Assignment:
Scan the listing below and copy each line holding the word "plus".

─── Data records

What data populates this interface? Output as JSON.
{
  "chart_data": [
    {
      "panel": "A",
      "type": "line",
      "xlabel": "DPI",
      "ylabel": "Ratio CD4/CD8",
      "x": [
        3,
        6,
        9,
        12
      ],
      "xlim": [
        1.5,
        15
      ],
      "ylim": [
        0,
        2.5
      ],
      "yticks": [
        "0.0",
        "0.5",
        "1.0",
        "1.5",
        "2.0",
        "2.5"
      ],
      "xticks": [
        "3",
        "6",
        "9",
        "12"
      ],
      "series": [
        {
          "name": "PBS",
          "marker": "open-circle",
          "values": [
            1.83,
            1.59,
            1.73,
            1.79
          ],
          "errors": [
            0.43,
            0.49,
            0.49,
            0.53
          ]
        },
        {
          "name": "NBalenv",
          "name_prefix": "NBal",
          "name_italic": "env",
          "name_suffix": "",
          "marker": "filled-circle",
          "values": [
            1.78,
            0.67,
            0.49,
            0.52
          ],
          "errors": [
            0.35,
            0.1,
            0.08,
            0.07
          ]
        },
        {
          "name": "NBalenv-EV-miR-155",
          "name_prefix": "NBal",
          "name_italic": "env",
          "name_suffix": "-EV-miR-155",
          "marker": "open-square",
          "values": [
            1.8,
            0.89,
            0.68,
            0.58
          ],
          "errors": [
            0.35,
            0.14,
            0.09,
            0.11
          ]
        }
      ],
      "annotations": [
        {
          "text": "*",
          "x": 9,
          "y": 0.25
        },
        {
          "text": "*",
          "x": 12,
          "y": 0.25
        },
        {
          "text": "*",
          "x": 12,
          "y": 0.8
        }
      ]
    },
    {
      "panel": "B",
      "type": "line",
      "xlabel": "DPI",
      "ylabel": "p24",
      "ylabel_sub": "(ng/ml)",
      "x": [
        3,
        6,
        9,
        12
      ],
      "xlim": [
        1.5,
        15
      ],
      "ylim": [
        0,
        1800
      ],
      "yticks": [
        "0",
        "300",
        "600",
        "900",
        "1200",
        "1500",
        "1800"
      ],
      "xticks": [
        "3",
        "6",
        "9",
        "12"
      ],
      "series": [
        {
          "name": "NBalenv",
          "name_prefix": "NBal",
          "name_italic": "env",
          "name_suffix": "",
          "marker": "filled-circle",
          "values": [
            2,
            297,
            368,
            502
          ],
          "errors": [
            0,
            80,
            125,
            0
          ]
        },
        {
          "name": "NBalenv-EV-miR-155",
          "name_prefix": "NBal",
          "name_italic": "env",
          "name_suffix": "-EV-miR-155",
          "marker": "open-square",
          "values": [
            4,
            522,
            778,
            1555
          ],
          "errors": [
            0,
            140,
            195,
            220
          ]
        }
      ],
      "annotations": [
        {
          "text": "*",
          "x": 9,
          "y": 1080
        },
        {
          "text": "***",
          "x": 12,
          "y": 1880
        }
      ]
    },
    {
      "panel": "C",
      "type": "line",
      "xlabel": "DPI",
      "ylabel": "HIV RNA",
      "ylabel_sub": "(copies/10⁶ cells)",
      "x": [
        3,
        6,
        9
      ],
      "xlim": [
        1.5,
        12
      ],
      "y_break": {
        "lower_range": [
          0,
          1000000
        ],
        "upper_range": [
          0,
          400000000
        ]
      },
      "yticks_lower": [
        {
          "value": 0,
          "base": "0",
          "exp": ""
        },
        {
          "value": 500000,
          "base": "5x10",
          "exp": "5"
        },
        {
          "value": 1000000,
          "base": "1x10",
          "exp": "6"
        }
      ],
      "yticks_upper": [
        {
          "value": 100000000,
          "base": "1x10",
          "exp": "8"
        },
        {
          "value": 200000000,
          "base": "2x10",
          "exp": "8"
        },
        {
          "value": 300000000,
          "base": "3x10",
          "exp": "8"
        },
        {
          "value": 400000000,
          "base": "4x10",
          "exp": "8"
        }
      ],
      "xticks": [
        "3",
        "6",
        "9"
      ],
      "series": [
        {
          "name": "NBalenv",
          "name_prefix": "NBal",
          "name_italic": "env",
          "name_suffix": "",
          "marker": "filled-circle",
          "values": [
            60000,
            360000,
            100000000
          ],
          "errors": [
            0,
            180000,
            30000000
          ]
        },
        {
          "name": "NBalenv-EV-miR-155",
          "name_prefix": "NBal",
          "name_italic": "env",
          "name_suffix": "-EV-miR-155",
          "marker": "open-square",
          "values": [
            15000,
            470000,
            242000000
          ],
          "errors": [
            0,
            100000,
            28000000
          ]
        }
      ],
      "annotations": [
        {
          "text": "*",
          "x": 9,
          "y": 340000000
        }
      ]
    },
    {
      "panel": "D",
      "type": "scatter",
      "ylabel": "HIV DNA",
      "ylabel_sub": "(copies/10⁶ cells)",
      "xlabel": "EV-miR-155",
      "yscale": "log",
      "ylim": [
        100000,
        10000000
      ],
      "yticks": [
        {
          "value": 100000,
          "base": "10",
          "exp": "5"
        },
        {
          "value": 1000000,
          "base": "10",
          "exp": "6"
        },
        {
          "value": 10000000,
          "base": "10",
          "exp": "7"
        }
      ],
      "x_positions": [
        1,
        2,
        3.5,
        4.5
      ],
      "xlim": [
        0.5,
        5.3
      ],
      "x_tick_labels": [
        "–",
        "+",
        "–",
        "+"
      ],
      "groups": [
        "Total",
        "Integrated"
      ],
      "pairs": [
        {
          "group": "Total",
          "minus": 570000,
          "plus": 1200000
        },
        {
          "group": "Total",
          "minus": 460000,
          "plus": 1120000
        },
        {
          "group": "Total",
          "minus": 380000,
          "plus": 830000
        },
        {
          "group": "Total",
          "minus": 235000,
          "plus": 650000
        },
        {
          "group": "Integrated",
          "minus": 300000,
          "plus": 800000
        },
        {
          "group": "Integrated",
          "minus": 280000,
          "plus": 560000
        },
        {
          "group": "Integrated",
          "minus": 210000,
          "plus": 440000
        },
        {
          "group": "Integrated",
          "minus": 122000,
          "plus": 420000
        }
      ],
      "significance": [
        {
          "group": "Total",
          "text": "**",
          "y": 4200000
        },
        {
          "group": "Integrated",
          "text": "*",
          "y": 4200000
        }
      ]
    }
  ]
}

──────

Answer below:
          "plus": 1200000
          "plus": 1120000
          "plus": 830000
          "plus": 650000
          "plus": 800000
          "plus": 560000
          "plus": 440000
          "plus": 420000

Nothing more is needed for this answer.